Every line that contains the word "into" should be copied.

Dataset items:

____________

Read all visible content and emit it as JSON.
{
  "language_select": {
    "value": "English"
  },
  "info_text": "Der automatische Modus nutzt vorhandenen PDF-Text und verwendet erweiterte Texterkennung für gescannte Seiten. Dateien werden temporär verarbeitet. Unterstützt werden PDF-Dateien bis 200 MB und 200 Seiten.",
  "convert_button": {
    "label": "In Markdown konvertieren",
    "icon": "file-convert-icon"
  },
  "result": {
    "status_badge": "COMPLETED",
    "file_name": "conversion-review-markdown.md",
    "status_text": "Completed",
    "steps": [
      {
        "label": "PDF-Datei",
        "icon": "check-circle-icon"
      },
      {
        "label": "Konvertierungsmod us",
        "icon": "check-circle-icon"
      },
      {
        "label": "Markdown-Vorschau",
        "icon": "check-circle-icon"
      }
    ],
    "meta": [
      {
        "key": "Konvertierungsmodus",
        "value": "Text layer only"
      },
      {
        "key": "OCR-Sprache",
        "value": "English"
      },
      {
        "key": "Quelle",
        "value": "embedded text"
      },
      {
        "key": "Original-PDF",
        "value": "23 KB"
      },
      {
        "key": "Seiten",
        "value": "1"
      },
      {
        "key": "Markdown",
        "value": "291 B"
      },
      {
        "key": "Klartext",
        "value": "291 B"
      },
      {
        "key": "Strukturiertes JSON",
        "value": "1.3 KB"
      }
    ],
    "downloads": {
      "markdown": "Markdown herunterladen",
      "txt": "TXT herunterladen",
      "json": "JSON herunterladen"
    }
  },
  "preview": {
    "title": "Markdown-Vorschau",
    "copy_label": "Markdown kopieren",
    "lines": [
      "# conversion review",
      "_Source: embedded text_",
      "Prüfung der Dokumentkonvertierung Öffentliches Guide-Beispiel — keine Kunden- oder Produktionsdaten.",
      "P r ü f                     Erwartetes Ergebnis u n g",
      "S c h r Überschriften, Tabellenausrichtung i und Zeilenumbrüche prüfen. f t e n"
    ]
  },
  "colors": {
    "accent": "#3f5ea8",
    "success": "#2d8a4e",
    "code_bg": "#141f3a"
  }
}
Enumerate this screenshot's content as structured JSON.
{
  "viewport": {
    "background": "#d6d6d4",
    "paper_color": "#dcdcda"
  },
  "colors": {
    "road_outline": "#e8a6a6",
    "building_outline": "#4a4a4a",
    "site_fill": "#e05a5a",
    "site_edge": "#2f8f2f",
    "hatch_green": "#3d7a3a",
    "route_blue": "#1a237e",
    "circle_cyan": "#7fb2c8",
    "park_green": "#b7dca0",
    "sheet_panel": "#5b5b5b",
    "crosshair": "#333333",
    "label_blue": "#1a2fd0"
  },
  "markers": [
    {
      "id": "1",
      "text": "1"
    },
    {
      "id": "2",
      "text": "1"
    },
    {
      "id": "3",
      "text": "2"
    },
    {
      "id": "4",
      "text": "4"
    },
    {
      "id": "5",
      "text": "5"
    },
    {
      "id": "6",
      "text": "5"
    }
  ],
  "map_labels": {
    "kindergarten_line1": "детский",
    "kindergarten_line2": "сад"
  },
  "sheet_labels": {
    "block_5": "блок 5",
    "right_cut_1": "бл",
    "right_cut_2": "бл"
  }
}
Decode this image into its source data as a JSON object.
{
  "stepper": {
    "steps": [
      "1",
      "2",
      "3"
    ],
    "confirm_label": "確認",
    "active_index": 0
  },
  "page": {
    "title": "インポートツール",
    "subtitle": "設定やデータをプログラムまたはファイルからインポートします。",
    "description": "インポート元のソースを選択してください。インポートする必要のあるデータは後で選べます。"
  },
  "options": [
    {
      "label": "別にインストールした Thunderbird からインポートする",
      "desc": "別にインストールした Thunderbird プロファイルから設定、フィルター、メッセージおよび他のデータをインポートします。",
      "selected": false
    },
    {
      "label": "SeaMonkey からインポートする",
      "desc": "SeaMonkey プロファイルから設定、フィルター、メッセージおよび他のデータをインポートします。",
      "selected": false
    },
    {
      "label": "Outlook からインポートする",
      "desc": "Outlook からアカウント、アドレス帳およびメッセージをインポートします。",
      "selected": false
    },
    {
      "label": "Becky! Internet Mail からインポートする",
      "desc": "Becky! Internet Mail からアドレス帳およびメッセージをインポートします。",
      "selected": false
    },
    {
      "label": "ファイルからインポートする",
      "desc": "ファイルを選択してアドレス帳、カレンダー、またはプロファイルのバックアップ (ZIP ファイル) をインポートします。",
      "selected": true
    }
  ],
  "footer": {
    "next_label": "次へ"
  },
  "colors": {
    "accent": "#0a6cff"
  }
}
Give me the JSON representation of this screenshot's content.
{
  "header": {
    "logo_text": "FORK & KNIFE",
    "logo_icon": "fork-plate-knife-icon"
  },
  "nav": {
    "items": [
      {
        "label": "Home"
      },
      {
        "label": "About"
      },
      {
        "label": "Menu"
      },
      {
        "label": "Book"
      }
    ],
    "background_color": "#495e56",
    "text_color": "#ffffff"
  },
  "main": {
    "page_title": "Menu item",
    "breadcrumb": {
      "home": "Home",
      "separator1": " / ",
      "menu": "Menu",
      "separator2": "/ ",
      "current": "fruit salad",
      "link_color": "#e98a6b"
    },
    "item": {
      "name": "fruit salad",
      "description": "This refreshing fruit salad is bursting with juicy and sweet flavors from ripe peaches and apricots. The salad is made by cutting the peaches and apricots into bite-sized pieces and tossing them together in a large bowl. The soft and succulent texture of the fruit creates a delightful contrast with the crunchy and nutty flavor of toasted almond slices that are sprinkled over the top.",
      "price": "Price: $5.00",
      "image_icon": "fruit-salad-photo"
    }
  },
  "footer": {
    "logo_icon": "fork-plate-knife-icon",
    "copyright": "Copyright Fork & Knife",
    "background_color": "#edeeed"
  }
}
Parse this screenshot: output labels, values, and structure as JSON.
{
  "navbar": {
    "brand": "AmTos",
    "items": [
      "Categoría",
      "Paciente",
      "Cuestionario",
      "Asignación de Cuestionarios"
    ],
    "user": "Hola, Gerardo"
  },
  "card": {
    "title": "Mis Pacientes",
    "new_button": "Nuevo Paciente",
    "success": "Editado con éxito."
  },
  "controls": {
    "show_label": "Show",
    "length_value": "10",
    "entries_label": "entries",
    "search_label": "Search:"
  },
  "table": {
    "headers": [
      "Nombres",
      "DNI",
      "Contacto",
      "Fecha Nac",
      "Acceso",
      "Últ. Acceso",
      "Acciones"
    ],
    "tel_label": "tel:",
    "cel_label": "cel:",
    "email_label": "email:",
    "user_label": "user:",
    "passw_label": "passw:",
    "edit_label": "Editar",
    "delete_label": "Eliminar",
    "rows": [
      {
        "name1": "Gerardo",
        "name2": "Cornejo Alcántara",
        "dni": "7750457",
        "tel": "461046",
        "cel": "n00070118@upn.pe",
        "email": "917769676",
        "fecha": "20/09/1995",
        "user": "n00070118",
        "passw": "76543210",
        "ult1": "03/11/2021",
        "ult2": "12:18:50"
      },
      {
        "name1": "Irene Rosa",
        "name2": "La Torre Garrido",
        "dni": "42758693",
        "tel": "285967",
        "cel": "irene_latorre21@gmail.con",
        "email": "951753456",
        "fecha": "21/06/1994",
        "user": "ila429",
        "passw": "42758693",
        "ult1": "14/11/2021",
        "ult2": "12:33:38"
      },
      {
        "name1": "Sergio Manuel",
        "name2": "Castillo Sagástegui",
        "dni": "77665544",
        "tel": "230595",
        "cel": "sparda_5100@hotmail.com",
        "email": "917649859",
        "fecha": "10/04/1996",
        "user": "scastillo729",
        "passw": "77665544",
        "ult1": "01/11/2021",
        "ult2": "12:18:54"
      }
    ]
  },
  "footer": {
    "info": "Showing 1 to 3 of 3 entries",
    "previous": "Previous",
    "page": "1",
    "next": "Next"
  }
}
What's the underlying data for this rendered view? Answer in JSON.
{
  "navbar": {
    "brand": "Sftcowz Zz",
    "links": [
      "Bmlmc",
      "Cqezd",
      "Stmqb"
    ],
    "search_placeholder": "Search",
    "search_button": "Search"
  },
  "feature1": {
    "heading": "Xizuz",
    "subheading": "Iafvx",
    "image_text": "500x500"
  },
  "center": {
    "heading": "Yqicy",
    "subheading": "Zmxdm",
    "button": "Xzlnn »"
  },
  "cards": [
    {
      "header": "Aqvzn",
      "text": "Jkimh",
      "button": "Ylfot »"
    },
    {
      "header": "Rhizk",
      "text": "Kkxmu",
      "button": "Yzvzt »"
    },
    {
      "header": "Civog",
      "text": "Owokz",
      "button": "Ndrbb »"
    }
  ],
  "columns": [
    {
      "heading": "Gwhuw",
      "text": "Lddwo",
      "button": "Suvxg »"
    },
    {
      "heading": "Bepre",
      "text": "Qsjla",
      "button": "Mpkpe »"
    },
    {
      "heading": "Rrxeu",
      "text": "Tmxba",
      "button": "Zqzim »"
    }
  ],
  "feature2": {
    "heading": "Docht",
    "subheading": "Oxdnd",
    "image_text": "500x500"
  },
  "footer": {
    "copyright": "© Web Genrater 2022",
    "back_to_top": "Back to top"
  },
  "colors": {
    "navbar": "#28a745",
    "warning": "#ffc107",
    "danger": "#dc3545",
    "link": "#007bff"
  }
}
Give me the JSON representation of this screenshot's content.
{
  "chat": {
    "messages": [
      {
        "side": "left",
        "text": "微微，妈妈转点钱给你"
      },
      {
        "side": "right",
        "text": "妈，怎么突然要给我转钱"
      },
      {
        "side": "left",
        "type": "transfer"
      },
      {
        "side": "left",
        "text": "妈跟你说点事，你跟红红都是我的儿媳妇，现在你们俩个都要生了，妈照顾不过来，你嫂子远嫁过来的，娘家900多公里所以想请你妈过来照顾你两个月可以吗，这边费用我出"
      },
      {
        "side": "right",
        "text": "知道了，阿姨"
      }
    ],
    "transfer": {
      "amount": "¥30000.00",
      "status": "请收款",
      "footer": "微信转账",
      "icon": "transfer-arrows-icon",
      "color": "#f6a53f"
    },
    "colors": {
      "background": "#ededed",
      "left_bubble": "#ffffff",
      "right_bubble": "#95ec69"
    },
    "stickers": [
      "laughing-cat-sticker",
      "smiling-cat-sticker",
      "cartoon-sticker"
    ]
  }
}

____________

▸ **Solution for this problem**:
Decode this image into its source data as a JSON object.
      "description": "This refreshing fruit salad is bursting with juicy and sweet flavors from ripe peaches and apricots. The salad is made by cutting the peaches and apricots into bite-sized pieces and tossing them together in a large bowl. The soft and succulent texture of the fruit creates a delightful contrast with the crunchy and nutty flavor of toasted almond slices that are sprinkled over the top.",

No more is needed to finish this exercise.